(Excerpt)
Tag Archives: fiction

The Absolutely True Diary of a Part-Time Indian

alexie

by Sherman Alexie
Art by Ellen Forney

Rating:  ◊◊◊◊♦ 5 stars

Junior, 14 years old and living on a reservation, attends an all-white school in a neighboring town.
Imagine the issues!

I howled with laughter at the cartoons. This is a quick read.  For me, the cartoons tell the story and the words fill in the gaps. The cartoons bumped my rating from 4 to 5 stars.

Employing wit and imagination, Alexie touches on bullying, racism, poverty, etc. – without belaboring it. The point isn’t to immerse the reader in the problems, but to follow Junior through them to his next challenge.

This is the only Alexie book I have read, and probably the only one I will read. But I will almost certainly read this one several times.

If you like this book, you may also enjoy Angela’s Ashes by Frank McCourt and Rez Road Follies by Jim Northrup.

Far Away

Far Away by Victoria Blake
Troubador Publishing Ltd / Matador
(c) 2015
Genre: History, Fiction

Rating: * * *

Two soldiers captured in Africa in WWII meet in an Italian prison camp. Along the homeward journey, they write journals: one a memoir, the other a fairy tale. Interspersed with the soldiers’ story is the story of the soldiers’ grown children years later, unraveling the war experience they didn’t hear firsthand from their parents.

What I like about this story: I knew next to nothing about Italy or the Italians during WWII, and this book filled in some details.

(Data block)

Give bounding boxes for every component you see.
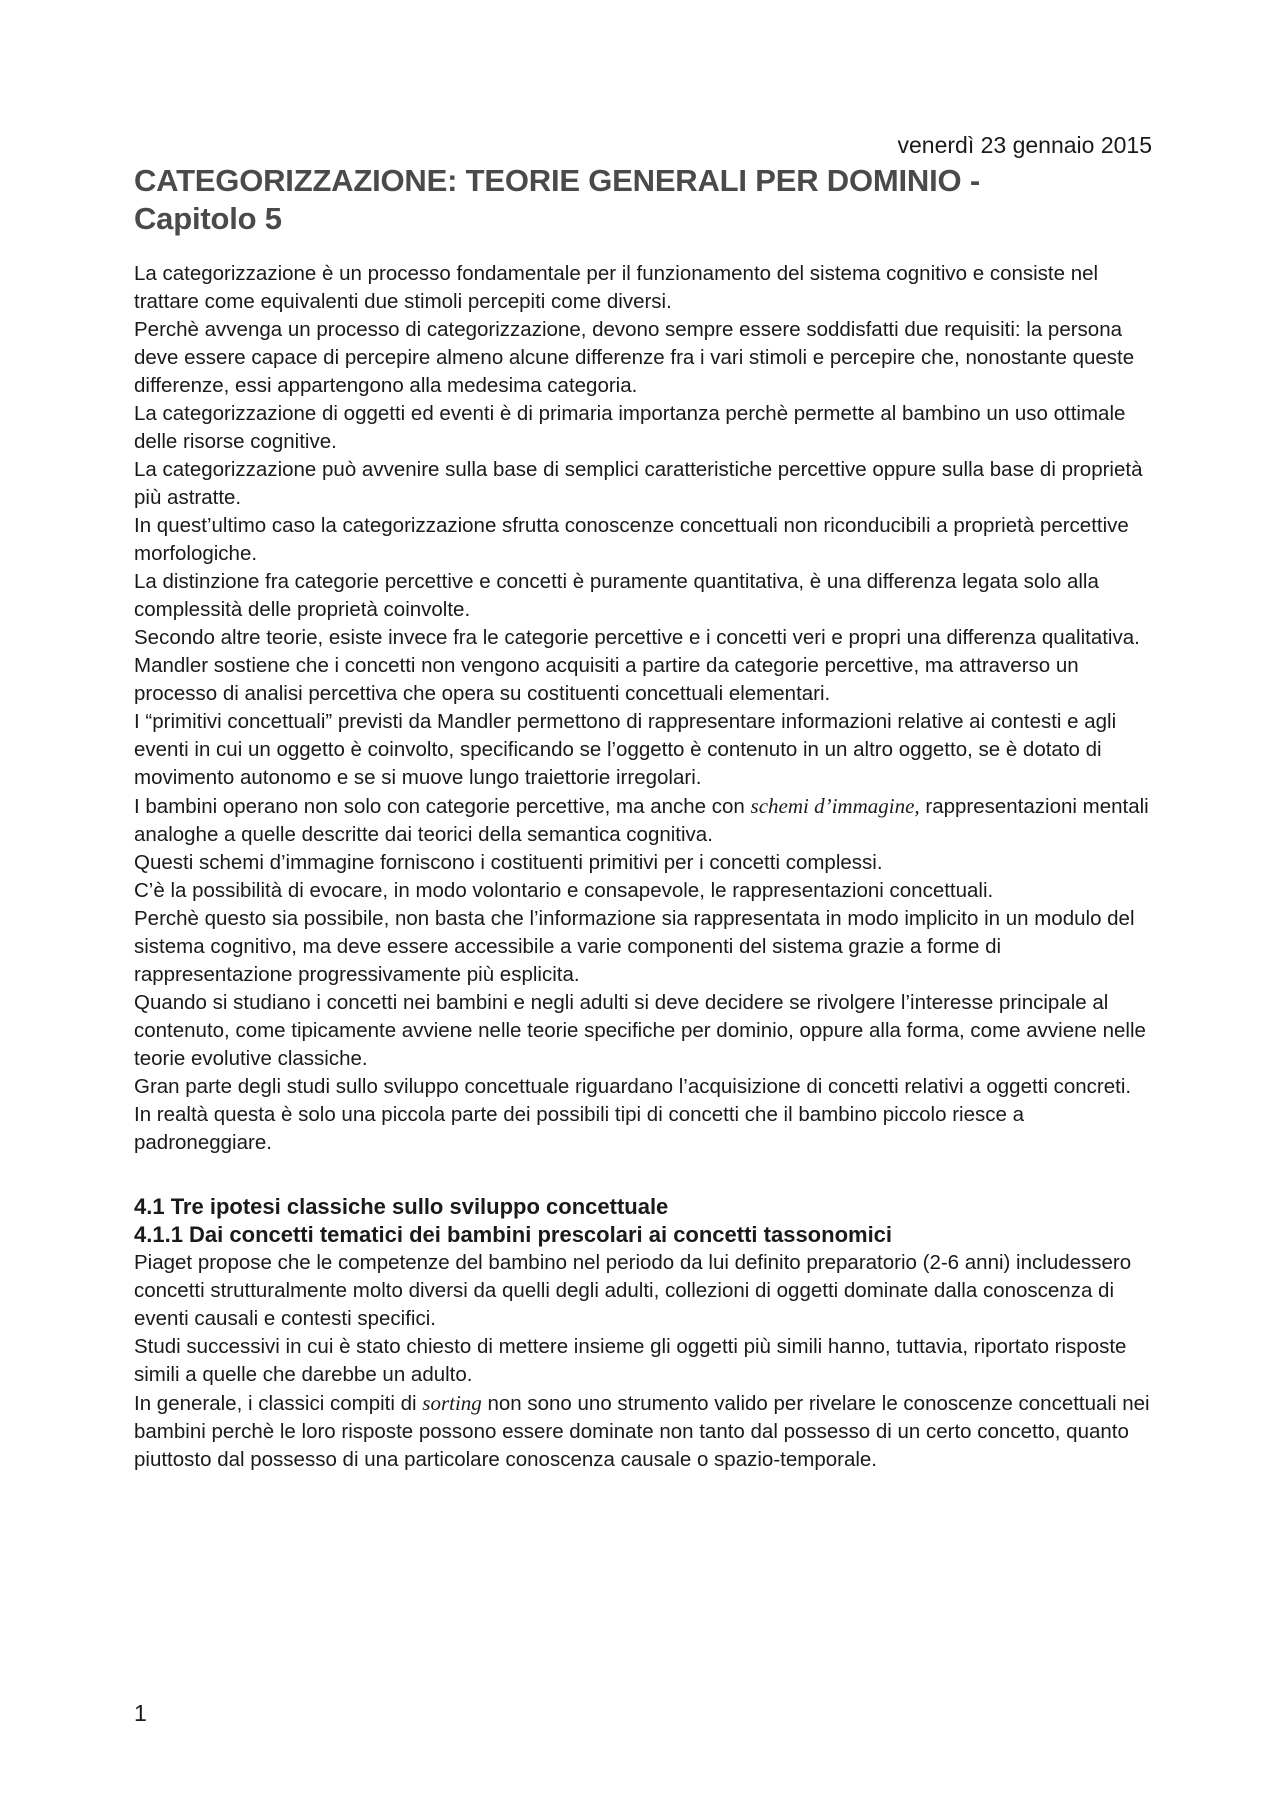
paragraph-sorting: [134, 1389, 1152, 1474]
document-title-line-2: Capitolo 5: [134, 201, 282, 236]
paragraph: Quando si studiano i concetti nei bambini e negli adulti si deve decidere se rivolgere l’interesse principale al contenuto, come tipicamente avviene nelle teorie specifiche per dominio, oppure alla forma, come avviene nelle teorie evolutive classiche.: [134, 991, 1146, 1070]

(Work to complete)
a - List every book title that appears in the book reviews.
b - Copy the passage of the book reviews from "by Sherman Alexie" up to and including "one several times.".

(Answer set)
a -
- The Absolutely True Diary of a Part-Time Indian
- Angela's Ashes
- Rez Road Follies
- Far Away

b -
by Sherman Alexie
Art by Ellen Forney

Rating:  ◊◊◊◊♦ 5 stars

Junior, 14 years old and living on a reservation, attends an all-white school in a neighboring town.
Imagine the issues!

I howled with laughter at the cartoons. This is a quick read.  For me, the cartoons tell the story and the words fill in the gaps. The cartoons bumped my rating from 4 to 5 stars.

Employing wit and imagination, Alexie touches on bullying, racism, poverty, etc. – without belaboring it. The point isn’t to immerse the reader in the problems, but to follow Junior through them to his next challenge.

This is the only Alexie book I have read, and probably the only one I will read. But I will almost certainly read this one several times.